TASK INSTRUCTIONS: Give only the number of lines in the records below that contain the word "ylabel".

◇ ◇ ◇ ◇ ◇

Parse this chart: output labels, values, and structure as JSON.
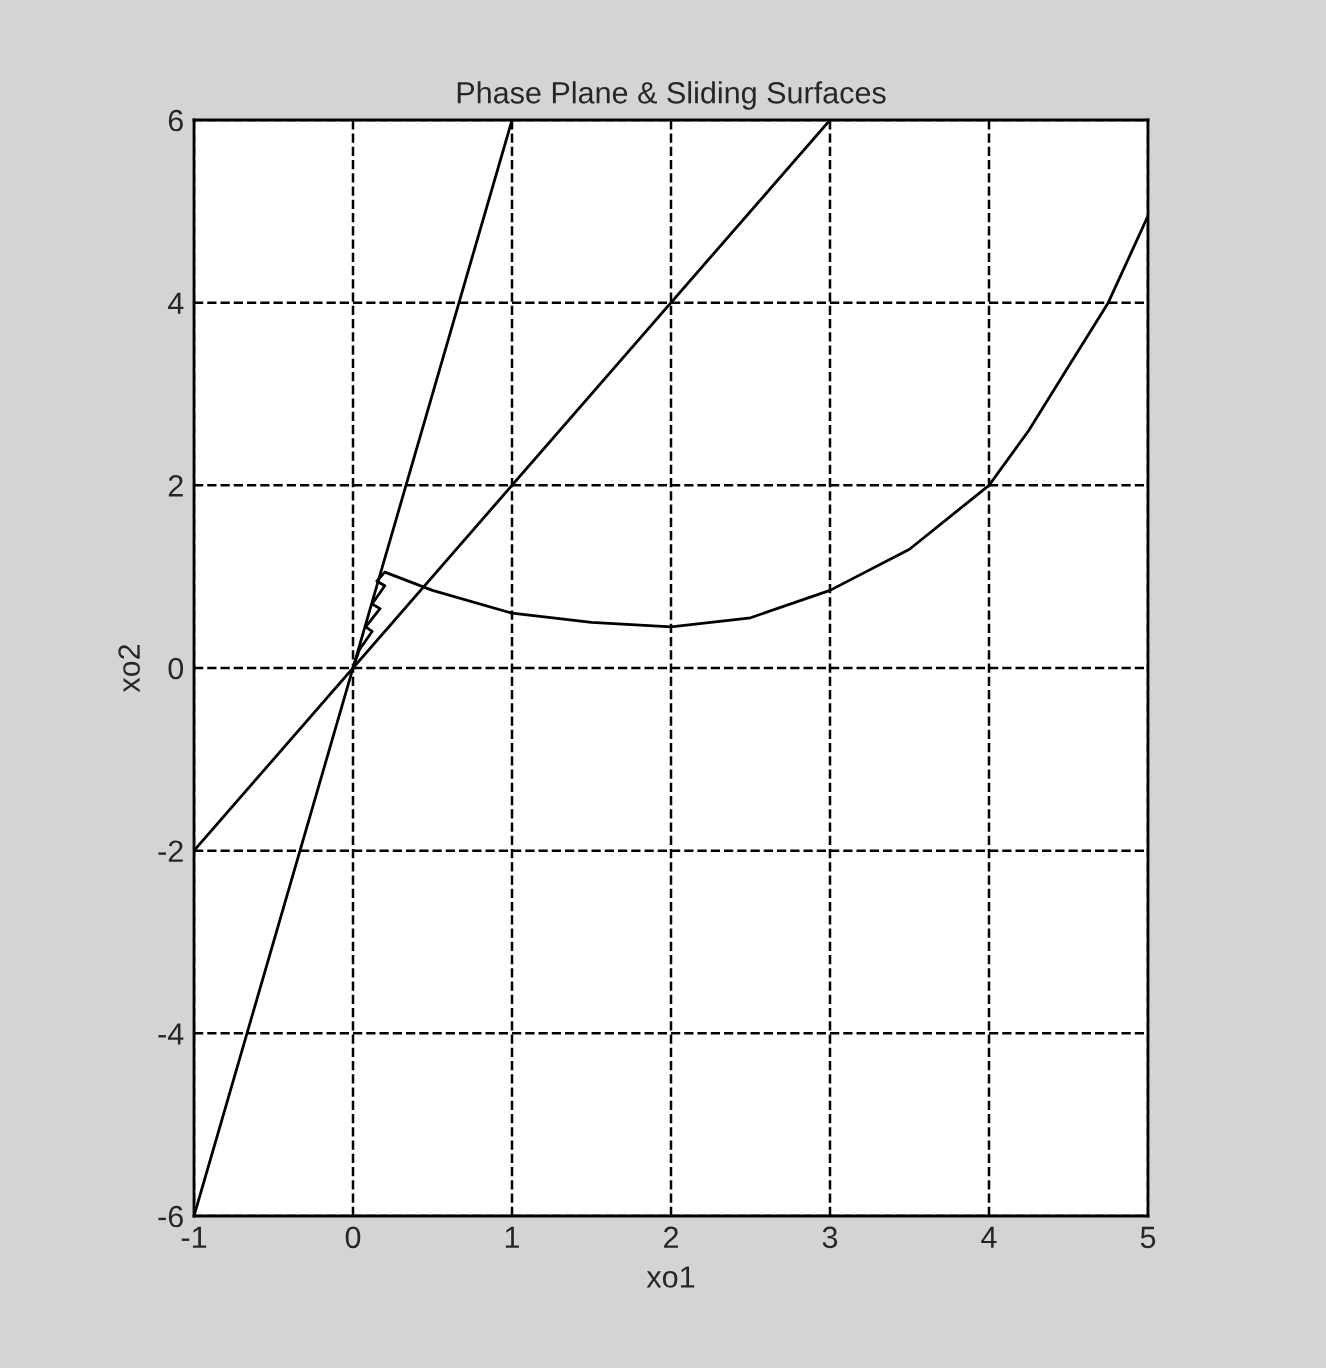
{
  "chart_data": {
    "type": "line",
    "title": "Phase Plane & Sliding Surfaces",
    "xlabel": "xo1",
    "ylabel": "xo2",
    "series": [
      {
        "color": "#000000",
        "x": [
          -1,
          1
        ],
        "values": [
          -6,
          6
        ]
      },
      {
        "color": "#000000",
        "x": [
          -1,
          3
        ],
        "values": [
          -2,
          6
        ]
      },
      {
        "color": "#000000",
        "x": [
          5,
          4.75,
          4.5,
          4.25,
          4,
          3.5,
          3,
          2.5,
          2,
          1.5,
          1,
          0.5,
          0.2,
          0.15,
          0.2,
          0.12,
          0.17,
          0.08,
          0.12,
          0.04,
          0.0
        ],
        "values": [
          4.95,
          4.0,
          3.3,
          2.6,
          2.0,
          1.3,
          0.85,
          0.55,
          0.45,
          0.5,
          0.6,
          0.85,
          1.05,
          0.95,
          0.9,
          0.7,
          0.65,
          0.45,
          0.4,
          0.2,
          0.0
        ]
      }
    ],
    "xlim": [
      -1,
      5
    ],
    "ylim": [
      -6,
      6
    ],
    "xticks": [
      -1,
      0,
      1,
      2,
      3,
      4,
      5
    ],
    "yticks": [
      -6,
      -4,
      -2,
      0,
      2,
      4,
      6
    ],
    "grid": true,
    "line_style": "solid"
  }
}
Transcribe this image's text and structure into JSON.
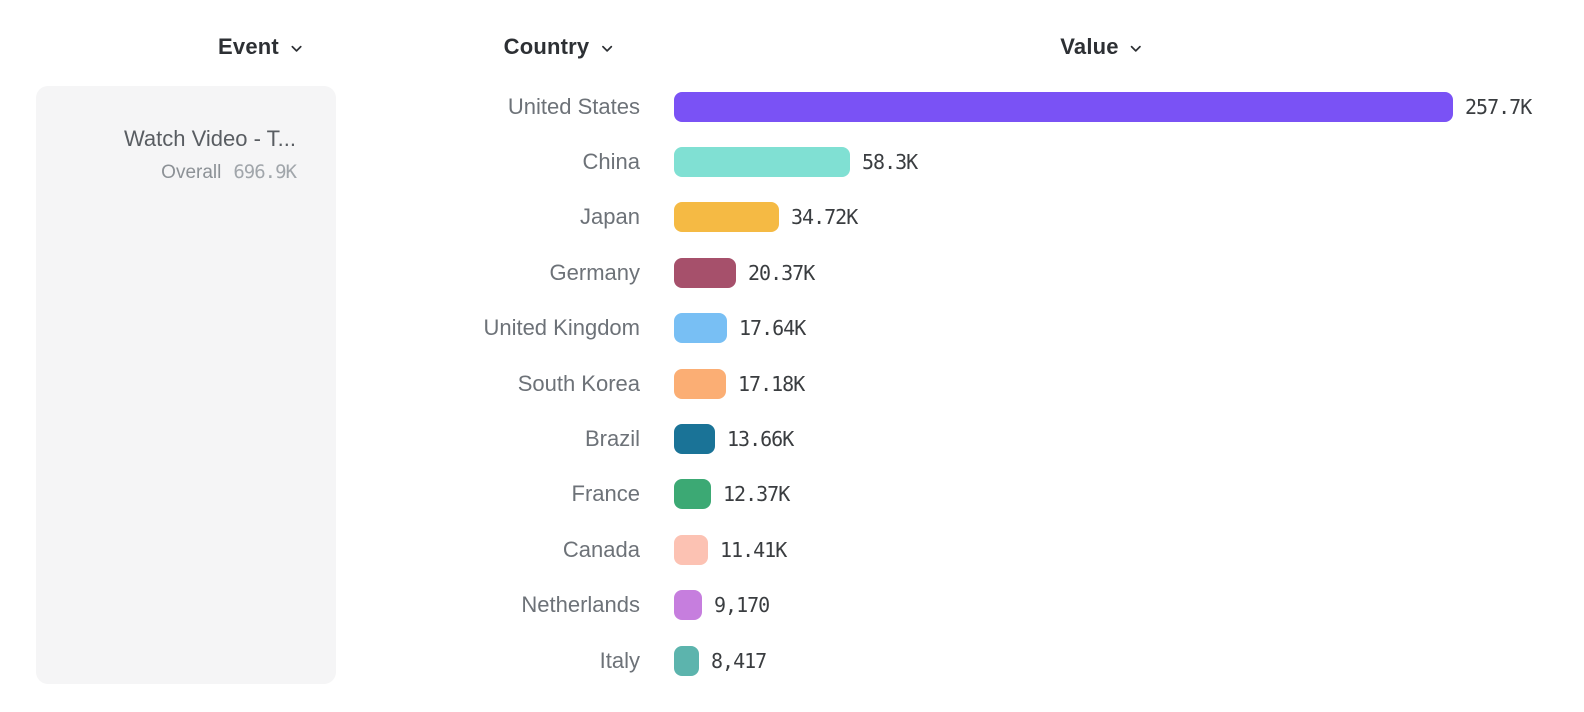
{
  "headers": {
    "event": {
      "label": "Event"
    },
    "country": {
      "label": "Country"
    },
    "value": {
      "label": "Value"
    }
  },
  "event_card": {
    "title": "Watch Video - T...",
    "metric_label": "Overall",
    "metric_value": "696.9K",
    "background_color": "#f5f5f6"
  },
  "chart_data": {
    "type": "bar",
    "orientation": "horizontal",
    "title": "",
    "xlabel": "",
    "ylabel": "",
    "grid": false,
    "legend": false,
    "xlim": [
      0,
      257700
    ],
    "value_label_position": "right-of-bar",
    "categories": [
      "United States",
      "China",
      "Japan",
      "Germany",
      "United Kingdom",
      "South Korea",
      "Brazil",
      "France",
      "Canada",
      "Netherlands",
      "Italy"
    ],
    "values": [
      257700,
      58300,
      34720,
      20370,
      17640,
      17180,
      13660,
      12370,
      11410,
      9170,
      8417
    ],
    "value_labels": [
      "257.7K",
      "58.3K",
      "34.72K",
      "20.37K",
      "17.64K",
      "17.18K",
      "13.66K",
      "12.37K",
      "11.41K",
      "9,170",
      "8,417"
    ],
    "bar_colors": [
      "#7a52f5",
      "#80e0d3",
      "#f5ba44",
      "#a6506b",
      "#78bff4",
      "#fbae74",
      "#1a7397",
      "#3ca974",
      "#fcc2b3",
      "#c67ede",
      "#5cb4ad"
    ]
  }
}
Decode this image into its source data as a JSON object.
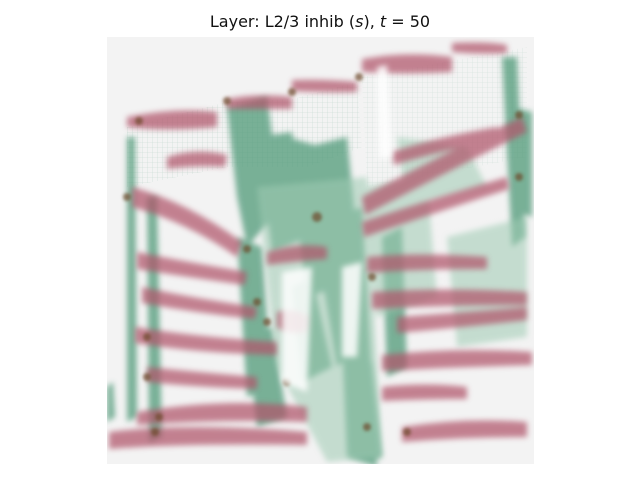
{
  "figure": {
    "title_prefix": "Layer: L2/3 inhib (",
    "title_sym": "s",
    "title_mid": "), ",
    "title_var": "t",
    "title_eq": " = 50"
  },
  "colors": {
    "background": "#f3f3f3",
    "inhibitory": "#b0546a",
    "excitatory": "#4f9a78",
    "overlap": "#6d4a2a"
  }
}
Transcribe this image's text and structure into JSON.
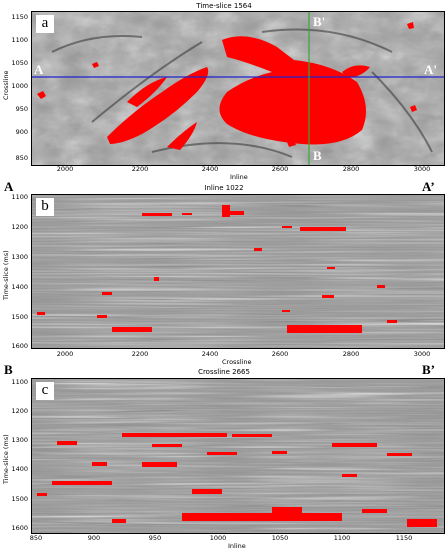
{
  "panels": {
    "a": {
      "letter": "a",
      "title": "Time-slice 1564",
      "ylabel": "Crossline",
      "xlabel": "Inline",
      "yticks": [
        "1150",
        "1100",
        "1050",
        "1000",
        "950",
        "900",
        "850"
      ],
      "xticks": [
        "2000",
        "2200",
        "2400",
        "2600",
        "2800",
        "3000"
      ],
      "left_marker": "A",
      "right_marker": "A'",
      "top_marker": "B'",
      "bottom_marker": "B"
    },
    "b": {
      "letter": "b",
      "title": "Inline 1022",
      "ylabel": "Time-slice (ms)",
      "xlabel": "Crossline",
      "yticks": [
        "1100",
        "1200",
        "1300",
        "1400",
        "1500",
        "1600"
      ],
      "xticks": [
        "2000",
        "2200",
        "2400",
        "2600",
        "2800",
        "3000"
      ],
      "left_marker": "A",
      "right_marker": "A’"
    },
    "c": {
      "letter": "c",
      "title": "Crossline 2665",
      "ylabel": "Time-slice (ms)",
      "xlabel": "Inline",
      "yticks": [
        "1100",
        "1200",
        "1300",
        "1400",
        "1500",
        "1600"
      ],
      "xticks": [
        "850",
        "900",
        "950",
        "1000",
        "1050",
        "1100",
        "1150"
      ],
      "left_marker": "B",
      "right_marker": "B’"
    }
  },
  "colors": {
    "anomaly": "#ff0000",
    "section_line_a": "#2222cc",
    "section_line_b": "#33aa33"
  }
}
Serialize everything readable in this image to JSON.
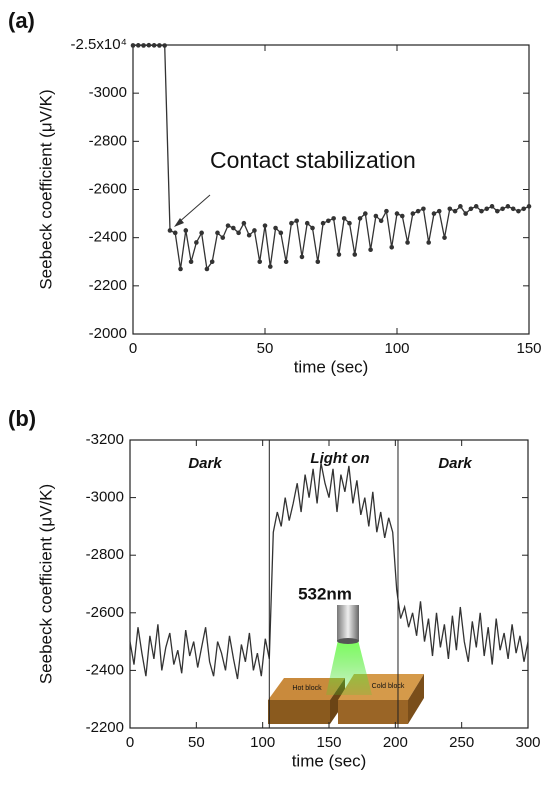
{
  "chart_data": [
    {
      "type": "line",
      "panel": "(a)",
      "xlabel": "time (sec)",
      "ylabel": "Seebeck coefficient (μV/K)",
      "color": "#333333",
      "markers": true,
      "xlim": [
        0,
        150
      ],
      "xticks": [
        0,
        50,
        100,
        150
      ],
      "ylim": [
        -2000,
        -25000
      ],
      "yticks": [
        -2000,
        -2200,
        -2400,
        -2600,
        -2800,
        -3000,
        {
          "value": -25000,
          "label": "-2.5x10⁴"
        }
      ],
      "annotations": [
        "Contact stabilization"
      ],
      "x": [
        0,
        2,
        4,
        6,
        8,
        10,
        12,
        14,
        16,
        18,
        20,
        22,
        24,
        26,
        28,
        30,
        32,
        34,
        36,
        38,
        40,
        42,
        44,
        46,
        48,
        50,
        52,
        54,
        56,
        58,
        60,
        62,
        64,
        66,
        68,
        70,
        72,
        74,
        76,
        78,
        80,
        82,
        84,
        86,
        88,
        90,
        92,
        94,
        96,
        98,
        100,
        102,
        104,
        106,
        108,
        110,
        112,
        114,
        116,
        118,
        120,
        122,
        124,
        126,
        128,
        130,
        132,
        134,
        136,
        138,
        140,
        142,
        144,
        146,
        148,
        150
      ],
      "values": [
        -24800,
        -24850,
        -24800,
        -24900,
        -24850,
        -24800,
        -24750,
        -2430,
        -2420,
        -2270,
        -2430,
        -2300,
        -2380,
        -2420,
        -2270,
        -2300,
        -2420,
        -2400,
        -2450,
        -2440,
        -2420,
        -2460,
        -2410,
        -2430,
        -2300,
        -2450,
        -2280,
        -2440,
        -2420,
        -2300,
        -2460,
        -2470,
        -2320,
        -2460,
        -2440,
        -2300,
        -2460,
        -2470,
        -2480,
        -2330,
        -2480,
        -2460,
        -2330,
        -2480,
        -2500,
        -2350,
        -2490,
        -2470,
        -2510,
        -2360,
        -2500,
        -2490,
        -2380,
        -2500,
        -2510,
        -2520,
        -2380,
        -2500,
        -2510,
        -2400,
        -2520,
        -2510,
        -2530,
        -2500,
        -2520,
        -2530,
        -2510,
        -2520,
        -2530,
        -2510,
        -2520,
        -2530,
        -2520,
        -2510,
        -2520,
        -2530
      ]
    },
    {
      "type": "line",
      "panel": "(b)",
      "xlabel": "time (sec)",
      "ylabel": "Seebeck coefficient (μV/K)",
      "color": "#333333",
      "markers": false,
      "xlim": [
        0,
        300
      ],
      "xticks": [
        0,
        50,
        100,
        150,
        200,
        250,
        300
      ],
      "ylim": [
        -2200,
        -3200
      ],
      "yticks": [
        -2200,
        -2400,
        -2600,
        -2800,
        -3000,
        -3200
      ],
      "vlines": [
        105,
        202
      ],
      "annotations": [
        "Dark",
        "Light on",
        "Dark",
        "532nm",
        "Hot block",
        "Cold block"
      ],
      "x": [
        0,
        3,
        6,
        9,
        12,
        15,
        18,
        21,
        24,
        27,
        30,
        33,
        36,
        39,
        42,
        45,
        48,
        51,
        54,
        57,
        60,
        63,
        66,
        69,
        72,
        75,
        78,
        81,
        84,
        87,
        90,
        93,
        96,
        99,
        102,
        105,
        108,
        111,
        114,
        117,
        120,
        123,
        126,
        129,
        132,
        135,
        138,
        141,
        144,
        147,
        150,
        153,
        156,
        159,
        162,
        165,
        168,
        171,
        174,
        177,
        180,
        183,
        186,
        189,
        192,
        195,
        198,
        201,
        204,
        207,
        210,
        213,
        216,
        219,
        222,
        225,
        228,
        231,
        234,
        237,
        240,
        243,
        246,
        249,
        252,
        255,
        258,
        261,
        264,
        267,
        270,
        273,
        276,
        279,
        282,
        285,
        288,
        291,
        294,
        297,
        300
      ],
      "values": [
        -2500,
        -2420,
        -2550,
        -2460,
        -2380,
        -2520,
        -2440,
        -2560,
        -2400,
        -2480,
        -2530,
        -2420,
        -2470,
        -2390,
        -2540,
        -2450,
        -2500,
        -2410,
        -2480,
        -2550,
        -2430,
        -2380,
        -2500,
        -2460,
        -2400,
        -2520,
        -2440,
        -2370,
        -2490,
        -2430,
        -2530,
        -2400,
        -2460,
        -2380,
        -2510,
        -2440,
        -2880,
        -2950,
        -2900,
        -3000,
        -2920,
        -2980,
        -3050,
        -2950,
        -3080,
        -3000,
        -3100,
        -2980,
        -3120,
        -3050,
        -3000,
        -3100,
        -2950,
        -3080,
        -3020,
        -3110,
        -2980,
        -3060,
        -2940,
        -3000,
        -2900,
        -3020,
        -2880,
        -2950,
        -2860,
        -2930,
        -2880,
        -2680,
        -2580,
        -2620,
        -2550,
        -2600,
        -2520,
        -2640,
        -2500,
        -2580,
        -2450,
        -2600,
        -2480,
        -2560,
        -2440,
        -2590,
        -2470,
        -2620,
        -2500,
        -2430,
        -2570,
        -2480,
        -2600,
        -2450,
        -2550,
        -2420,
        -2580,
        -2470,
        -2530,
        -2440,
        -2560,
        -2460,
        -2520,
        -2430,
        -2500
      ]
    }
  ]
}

◇ ◇ ◇ ◇ ◇

ANSWER FOR THE TASK: 7